# Given exercise
Pick up the advertising standards text on price comparisons and "sale" claims right after its last sentence, and keep writing it in the same style; the data that follows the text is not part of it.

----- Reading text

Such a comparison should be substantiated by the advertiser immediately prior to making any advertised comparison.

e. "Imperfects," "irregulars," "seconds"
No comparative price should be used in connection with an imperfect, irregular or second article unless it is accompanied by a
clear and conspicuous disclosure that such comparative price applies to the price of the article, if perfect. The comparative
price advertised should be based on (1) the price currently charged by the advertiser for the article without defects, or (2) the
price currently charged by representative principal retailers in the trade area for the article without defects, and the
advertisement should disclose which basis of comparison is being used.

f. "Factory to you," "factory direct," "wholesaler," "wholesale prices"
The terms "factory to you," "factory direct," "wholesaler," "wholesale prices" and others of similar import have been the
subject of great abuse in advertising. They imply a significant saving from the actual price at which identical merchandise is
currently being offered by representative principal retailers in the market area, or where identical merchandise is not being
offered, from comparable values in the market area. Such terms should not be used unless the implied savings can be
substantiated and the terms meet all of the requirements below.
(1) The terms "factory to you," "direct from maker," "factory outlet" and the like should not be used unless all advertised
merchandise is actually manufactured by the advertiser or in factories owned or controlled by the advertiser.
(2) The terms "wholesaler," "wholesale outlet," "distributor" and the like should not be used unless the advertiser actually owns
and operates or directly and absolutely controls a wholesale or distribution facility which primarily sells products to retailers
for resale.
(3) The terms "wholesale price," "at cost" and the like should not be used unless they are the current prices which retailers
usually and customarily pay when they buy such merchandise for resale.

(1) The unqualified term "sale" may be used in advertising only if there is a significant reduction from the advertiser's usual and
customary price of the merchandise offered and the sale is for a limited period of time. If the sale exceeds thirty days
advertisers should be prepared to substantiate that the offering is indeed a valid reduction and has not become their regular
price.

----------
----- Data lines

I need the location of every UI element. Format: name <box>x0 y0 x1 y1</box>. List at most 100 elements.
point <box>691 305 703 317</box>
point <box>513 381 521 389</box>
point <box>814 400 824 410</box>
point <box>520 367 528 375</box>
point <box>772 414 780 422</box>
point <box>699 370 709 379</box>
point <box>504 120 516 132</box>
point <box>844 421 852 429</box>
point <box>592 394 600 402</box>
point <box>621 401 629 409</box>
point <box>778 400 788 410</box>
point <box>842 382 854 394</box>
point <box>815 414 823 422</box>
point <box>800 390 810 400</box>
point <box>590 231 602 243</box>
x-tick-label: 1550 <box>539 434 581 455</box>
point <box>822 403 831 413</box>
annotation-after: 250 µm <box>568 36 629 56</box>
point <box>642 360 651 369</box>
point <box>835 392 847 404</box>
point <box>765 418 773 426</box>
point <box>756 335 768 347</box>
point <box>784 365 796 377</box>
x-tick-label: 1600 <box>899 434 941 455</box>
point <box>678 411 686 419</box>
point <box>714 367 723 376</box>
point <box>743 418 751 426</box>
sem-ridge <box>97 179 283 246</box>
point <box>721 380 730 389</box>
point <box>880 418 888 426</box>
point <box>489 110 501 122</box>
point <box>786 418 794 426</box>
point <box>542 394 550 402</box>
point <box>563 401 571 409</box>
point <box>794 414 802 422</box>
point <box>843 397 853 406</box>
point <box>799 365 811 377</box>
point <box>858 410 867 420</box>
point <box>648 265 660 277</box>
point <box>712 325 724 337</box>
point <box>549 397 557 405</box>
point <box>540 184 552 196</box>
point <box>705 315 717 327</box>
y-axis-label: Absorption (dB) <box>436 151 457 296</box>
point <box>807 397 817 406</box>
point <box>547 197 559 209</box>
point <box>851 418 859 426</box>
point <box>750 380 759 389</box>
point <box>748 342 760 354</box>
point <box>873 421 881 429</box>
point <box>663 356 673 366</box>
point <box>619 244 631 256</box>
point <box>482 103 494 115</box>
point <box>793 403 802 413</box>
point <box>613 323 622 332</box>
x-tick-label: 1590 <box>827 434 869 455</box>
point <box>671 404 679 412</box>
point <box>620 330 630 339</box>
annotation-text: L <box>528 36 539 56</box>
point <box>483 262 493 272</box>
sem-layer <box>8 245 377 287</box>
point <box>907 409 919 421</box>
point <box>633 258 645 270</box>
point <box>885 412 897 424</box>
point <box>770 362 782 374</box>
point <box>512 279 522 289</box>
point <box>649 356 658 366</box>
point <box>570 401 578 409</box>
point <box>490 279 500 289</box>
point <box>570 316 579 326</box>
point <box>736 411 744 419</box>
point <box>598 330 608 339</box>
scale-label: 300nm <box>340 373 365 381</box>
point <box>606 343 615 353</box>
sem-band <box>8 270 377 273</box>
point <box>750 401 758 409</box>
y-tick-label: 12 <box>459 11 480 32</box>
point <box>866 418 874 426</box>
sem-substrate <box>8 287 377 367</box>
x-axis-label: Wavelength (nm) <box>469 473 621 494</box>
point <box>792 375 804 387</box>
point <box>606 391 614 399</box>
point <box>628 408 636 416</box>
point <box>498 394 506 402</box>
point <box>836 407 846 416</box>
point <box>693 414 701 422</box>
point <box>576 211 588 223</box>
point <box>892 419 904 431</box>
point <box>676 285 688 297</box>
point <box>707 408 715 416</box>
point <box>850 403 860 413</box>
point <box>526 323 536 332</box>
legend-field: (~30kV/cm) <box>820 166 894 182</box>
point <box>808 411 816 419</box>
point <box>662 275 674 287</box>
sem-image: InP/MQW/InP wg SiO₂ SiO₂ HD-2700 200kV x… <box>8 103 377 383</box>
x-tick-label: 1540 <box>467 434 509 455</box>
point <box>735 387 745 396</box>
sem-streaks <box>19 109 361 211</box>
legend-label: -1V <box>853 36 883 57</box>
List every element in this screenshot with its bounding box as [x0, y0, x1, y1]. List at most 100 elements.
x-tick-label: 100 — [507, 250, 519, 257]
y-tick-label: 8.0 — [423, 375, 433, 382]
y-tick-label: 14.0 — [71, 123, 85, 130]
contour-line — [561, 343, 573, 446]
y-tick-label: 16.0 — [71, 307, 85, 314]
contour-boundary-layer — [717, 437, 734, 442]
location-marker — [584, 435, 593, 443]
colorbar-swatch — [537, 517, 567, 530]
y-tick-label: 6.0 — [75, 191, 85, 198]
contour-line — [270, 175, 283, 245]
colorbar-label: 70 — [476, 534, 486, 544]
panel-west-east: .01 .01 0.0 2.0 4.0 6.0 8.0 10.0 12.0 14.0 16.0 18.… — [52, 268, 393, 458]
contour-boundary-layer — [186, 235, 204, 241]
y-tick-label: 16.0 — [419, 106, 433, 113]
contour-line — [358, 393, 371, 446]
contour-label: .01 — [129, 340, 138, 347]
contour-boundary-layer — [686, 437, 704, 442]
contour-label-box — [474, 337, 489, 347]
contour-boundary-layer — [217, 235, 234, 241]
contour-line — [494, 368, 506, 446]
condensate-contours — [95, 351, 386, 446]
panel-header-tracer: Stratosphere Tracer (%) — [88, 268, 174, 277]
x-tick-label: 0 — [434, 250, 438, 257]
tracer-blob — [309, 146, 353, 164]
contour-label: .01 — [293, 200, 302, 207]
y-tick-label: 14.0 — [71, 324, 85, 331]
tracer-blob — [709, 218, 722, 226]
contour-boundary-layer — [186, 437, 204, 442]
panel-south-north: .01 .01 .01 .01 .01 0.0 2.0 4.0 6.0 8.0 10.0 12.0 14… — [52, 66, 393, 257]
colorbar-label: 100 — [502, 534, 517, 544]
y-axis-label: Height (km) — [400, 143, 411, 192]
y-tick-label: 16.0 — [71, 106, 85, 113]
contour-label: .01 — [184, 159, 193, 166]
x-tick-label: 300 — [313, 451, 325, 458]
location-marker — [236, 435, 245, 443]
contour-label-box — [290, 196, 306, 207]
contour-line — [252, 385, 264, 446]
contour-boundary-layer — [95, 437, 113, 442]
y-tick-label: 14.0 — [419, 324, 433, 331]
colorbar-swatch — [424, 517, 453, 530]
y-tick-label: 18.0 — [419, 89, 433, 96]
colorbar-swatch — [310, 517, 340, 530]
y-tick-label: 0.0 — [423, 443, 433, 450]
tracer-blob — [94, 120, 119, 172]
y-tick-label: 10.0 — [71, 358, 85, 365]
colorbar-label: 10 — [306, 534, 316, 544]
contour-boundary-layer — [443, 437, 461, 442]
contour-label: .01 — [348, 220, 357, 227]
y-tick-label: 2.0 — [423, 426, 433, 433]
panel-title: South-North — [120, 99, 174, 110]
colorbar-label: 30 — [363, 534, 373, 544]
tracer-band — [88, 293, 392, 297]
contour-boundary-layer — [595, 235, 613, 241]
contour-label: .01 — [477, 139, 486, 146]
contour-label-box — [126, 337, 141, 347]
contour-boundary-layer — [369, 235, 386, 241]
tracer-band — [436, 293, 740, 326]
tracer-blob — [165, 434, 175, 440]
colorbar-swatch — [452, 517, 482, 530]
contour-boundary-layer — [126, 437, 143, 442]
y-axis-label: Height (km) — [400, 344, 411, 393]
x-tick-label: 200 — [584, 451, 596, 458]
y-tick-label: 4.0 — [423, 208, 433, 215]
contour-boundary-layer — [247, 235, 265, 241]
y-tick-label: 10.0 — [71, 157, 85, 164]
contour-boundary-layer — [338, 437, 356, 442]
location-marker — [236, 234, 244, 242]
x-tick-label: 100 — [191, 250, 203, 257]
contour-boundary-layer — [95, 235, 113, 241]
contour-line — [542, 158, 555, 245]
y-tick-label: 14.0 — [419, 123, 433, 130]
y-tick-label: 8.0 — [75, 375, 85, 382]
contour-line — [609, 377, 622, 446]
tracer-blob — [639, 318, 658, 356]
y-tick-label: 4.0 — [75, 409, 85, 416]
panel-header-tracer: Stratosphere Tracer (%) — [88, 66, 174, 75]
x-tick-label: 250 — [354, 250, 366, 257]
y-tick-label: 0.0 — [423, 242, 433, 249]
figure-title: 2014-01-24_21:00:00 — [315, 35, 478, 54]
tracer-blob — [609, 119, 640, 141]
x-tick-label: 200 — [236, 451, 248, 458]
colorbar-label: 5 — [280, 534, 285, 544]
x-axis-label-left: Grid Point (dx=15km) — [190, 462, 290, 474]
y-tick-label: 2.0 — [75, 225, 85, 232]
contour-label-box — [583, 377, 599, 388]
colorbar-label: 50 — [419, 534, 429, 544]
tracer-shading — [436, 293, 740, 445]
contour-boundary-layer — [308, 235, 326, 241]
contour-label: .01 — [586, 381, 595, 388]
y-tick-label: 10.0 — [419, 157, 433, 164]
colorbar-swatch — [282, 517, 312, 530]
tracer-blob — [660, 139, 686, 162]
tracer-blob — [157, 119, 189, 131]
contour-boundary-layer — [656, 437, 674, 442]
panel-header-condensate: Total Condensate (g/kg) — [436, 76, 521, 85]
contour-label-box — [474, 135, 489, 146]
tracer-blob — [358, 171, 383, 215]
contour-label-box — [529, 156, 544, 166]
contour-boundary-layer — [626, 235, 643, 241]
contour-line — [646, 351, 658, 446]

----------

# Written response
(2) Time limit sales should be rigidly observed. For example, merchandise offered in a "one-day sale," "three-day sale," "this
week only," sale should be taken off "sale" and revert to the regular price immediately following expiration of the stated
time.P> (3) Introductory sales should be limited to a stated time period, and the selling price should be increased to the
advertised regular price immediately following termination of the stated period.
(4) Price predictions advertisers may currently advertise future increases in their own prices on a subsequent date provided
that they do, in fact, increase the price to the stated amount on that date and maintain it for a reasonably substantial period of
time thereafter.

h. "Emergency" or "distress" sales
Emergency or distress sales, including but not limited to bankruptcy, liquidation and going out of business sales, should not be
advertised unless the stated or implied reason is a fact, should be limited to a stated period of time, and should offer only such
merchandise as is affected by the emergency. "Selling out," "closing out sale," and similar terms should not be used unless the
concern so advertising is actually going out of business. The unqualified term "liquidation sale" means that the advertiser's entire
business is in the process of actually being liquidated prior to actual closing. Advertisers should conform with the requirements
of applicable local, state and federal laws.

Savings or price reduction claims covering a group of items with a range of savings should state both the minimum and
maximum savings without undue or misleading display of the maximum. The number of items available at the maximum savings
should comprise a significant percentage, typically 10%, of all the items in the offering, unless local or state law requires
otherwise.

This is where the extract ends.